→ **Work required**: Find each line containing the string "data". Copy it.

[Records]
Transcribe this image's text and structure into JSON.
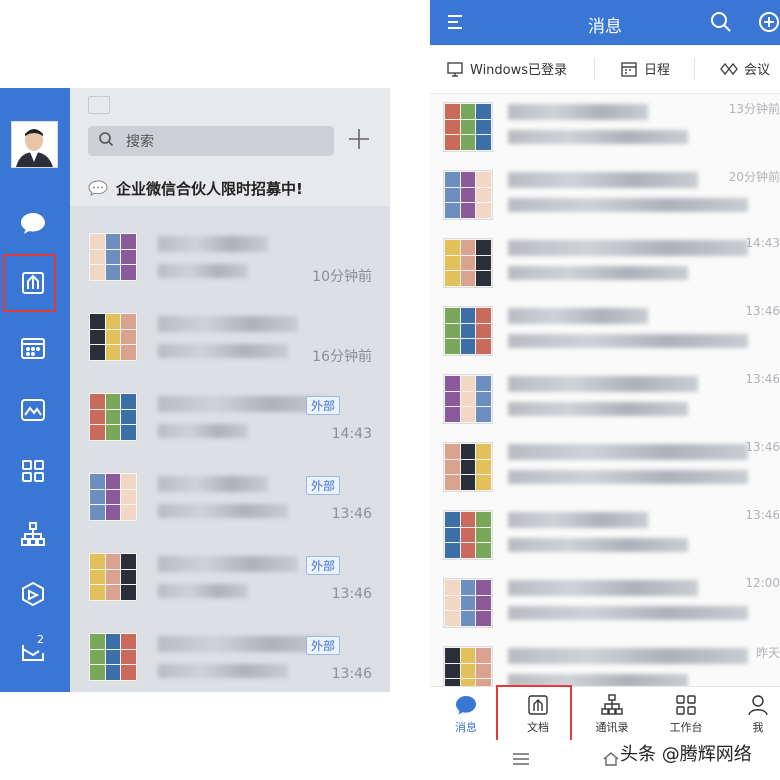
{
  "desktop": {
    "search": {
      "placeholder": "搜索"
    },
    "banner": {
      "text": "企业微信合伙人限时招募中!"
    },
    "rail_badge": "2",
    "rows": [
      {
        "time": "10分钟前",
        "tag": ""
      },
      {
        "time": "16分钟前",
        "tag": ""
      },
      {
        "time": "14:43",
        "tag": "外部"
      },
      {
        "time": "13:46",
        "tag": "外部"
      },
      {
        "time": "13:46",
        "tag": "外部"
      },
      {
        "time": "13:46",
        "tag": "外部"
      }
    ]
  },
  "mobile": {
    "title": "消息",
    "quickbar": [
      {
        "label": "Windows已登录",
        "icon": "monitor-icon"
      },
      {
        "label": "日程",
        "icon": "calendar-icon"
      },
      {
        "label": "会议",
        "icon": "meeting-icon"
      }
    ],
    "rows": [
      {
        "time": "13分钟前"
      },
      {
        "time": "20分钟前"
      },
      {
        "time": "14:43"
      },
      {
        "time": "13:46"
      },
      {
        "time": "13:46"
      },
      {
        "time": "13:46"
      },
      {
        "time": "13:46"
      },
      {
        "time": "12:00"
      },
      {
        "time": "昨天"
      }
    ],
    "tabs": [
      {
        "label": "消息",
        "icon": "message-icon"
      },
      {
        "label": "文档",
        "icon": "docs-icon"
      },
      {
        "label": "通讯录",
        "icon": "contacts-icon"
      },
      {
        "label": "工作台",
        "icon": "workbench-icon"
      },
      {
        "label": "我",
        "icon": "me-icon"
      }
    ]
  },
  "watermark": "头条 @腾辉网络",
  "colors": {
    "accent": "#3a76d4",
    "highlight": "#e03b3b"
  }
}
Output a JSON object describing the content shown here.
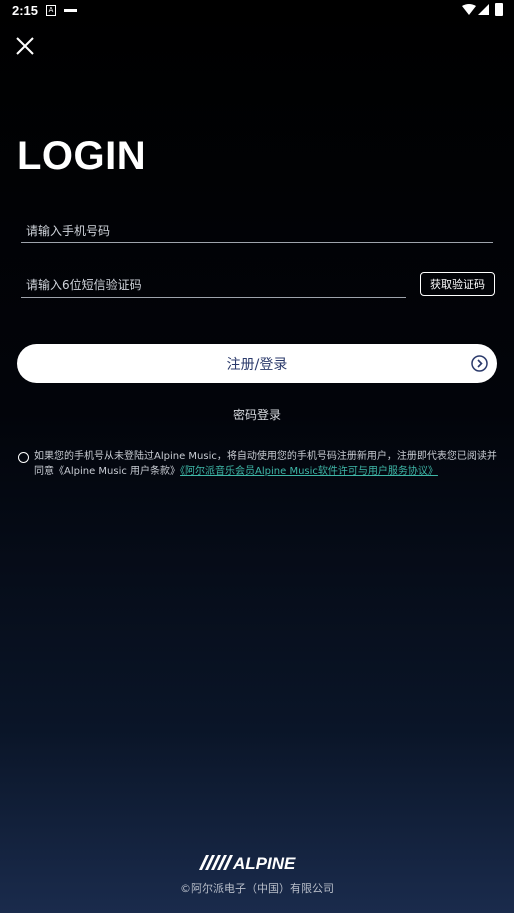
{
  "status_bar": {
    "time": "2:15",
    "notification_letter": "A",
    "icons": [
      "a-notification-icon",
      "dash-icon",
      "wifi-icon",
      "signal-icon",
      "battery-icon"
    ]
  },
  "header": {
    "close_icon": "close-icon",
    "title": "LOGIN"
  },
  "form": {
    "phone_placeholder": "请输入手机号码",
    "code_placeholder": "请输入6位短信验证码",
    "get_code_label": "获取验证码",
    "submit_label": "注册/登录",
    "submit_icon": "chevron-right-circle-icon",
    "password_login_label": "密码登录"
  },
  "agreement": {
    "text": "如果您的手机号从未登陆过Alpine Music，将自动使用您的手机号码注册新用户，注册即代表您已阅读并同意《Alpine Music 用户条款》",
    "link_text": "《阿尔派音乐会员Alpine Music软件许可与用户服务协议》"
  },
  "footer": {
    "copyright": "©阿尔派电子（中国）有限公司",
    "logo_text": "ALPINE"
  },
  "colors": {
    "button_text": "#2b3a6b",
    "link": "#3fb8a8",
    "background_top": "#000000",
    "background_bottom": "#1a2b4c"
  }
}
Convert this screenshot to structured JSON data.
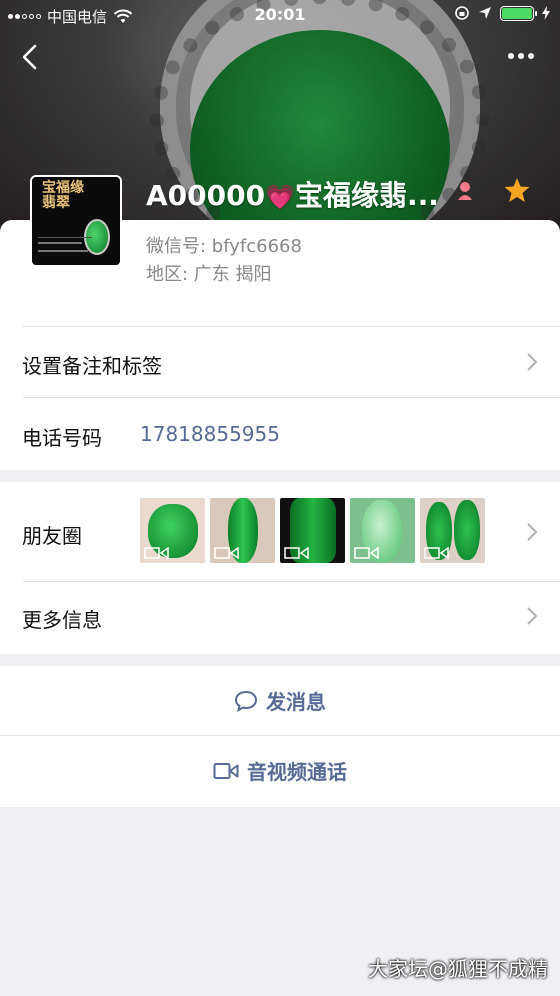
{
  "status_bar": {
    "carrier": "中国电信",
    "time": "20:01"
  },
  "profile": {
    "name_prefix": "A00000",
    "name_suffix": "宝福缘翡...",
    "heart_glyph": "💗",
    "wechat_id": "微信号:  bfyfc6668",
    "region": "地区:  广东 揭阳",
    "avatar_text": "宝福缘翡翠"
  },
  "rows": {
    "remark_label": "设置备注和标签",
    "phone_label": "电话号码",
    "phone_value": "17818855955",
    "moments_label": "朋友圈",
    "more_label": "更多信息"
  },
  "actions": {
    "message": "发消息",
    "call": "音视频通话"
  },
  "watermark": "大家坛@狐狸不成精",
  "colors": {
    "link": "#576b95",
    "star": "#f5a623",
    "jade": "#17a33a",
    "battery": "#4cd964"
  }
}
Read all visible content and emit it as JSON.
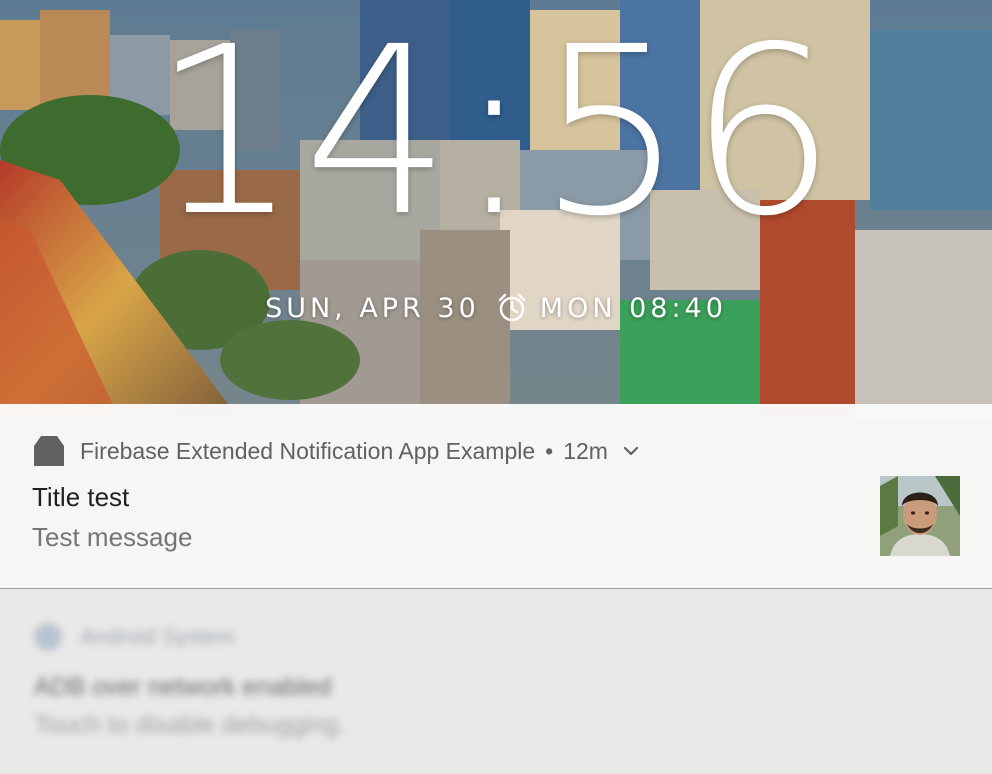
{
  "lockscreen": {
    "time": "14:56",
    "date": "SUN, APR 30",
    "next_alarm": "MON 08:40",
    "alarm_icon": "alarm-clock-icon"
  },
  "notifications": [
    {
      "app_name": "Firebase Extended Notification App Example",
      "separator": "•",
      "time_ago": "12m",
      "app_icon": "generic-app-icon",
      "expand_icon": "chevron-down-icon",
      "title": "Title test",
      "text": "Test message",
      "large_icon": "avatar-photo"
    },
    {
      "app_name": "Android System",
      "title": "ADB over network enabled",
      "text": "Touch to disable debugging."
    }
  ],
  "colors": {
    "panel_background": "#fafafa",
    "title_text": "#212121",
    "secondary_text": "#757575",
    "divider": "#9e9e9e",
    "clock_text": "#ffffff"
  }
}
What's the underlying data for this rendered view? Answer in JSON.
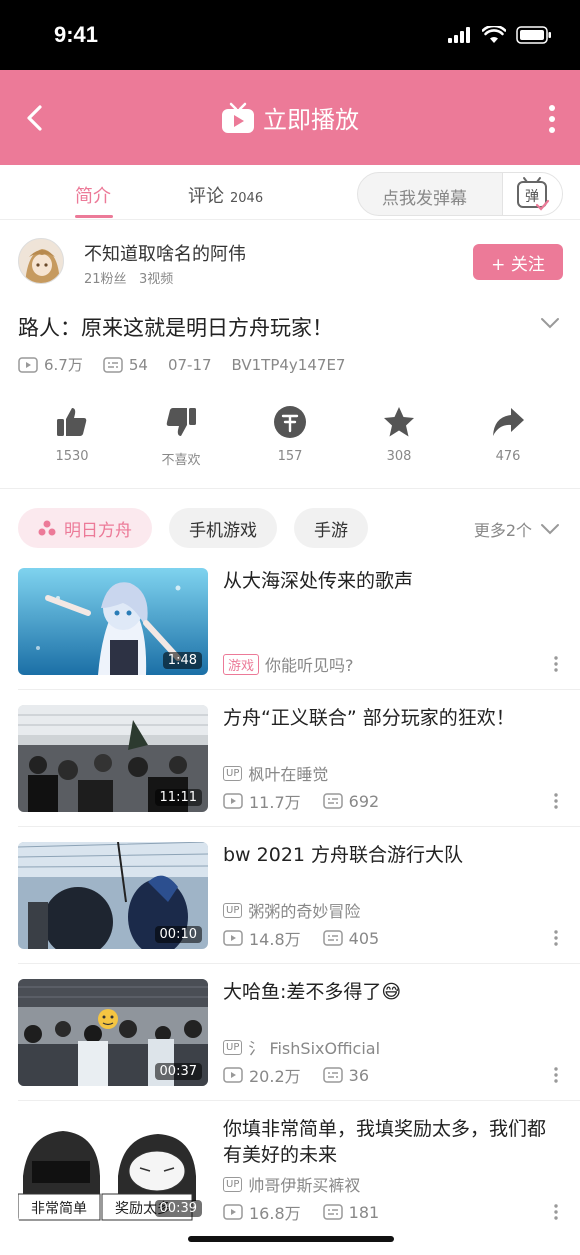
{
  "status_bar": {
    "time": "9:41"
  },
  "navbar": {
    "title": "立即播放"
  },
  "tabs": [
    {
      "label": "简介",
      "active": true
    },
    {
      "label": "评论",
      "count": "2046",
      "active": false
    }
  ],
  "danmu": {
    "placeholder": "点我发弹幕",
    "button_label": "弹"
  },
  "uploader": {
    "name": "不知道取啥名的阿伟",
    "fans": "21粉丝",
    "videos": "3视频",
    "follow_label": "+ 关注"
  },
  "video": {
    "title": "路人：原来这就是明日方舟玩家！",
    "views": "6.7万",
    "danmaku": "54",
    "date": "07-17",
    "bvid": "BV1TP4y147E7"
  },
  "actions": [
    {
      "name": "like",
      "label": "1530"
    },
    {
      "name": "dislike",
      "label": "不喜欢"
    },
    {
      "name": "coin",
      "label": "157"
    },
    {
      "name": "favorite",
      "label": "308"
    },
    {
      "name": "share",
      "label": "476"
    }
  ],
  "tags": [
    {
      "label": "明日方舟",
      "highlight": true
    },
    {
      "label": "手机游戏",
      "highlight": false
    },
    {
      "label": "手游",
      "highlight": false
    }
  ],
  "tags_more": "更多2个",
  "related": [
    {
      "title": "从大海深处传来的歌声",
      "duration": "1:48",
      "game_tag": "游戏",
      "subtitle": "你能听见吗?"
    },
    {
      "title": "方舟“正义联合”   部分玩家的狂欢！",
      "duration": "11:11",
      "up": "枫叶在睡觉",
      "views": "11.7万",
      "danmaku": "692"
    },
    {
      "title": "bw  2021  方舟联合游行大队",
      "duration": "00:10",
      "up": "粥粥的奇妙冒险",
      "views": "14.8万",
      "danmaku": "405"
    },
    {
      "title": "大哈鱼:差不多得了😅",
      "duration": "00:37",
      "up": "氵 FishSixOfficial",
      "views": "20.2万",
      "danmaku": "36"
    },
    {
      "title": "你填非常简单，我填奖励太多，我们都有美好的未来",
      "duration": "00:39",
      "up": "帅哥伊斯买裤衩",
      "views": "16.8万",
      "danmaku": "181",
      "thumb_text_left": "非常简单",
      "thumb_text_right": "奖励太多"
    }
  ],
  "up_badge": "UP",
  "colors": {
    "accent": "#ec7a98",
    "text_gray": "#888888"
  }
}
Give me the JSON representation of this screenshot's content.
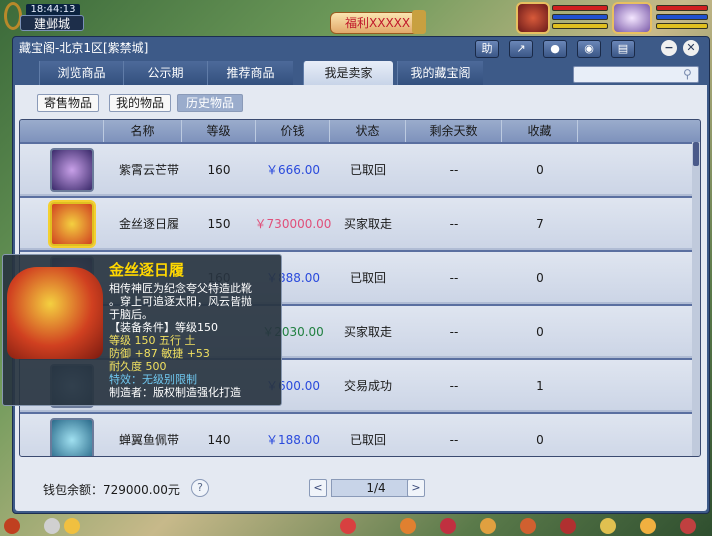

→ **Full response**:
Convert this screenshot to structured JSON data.
What's the underlying data for this rendered view? Answer in JSON.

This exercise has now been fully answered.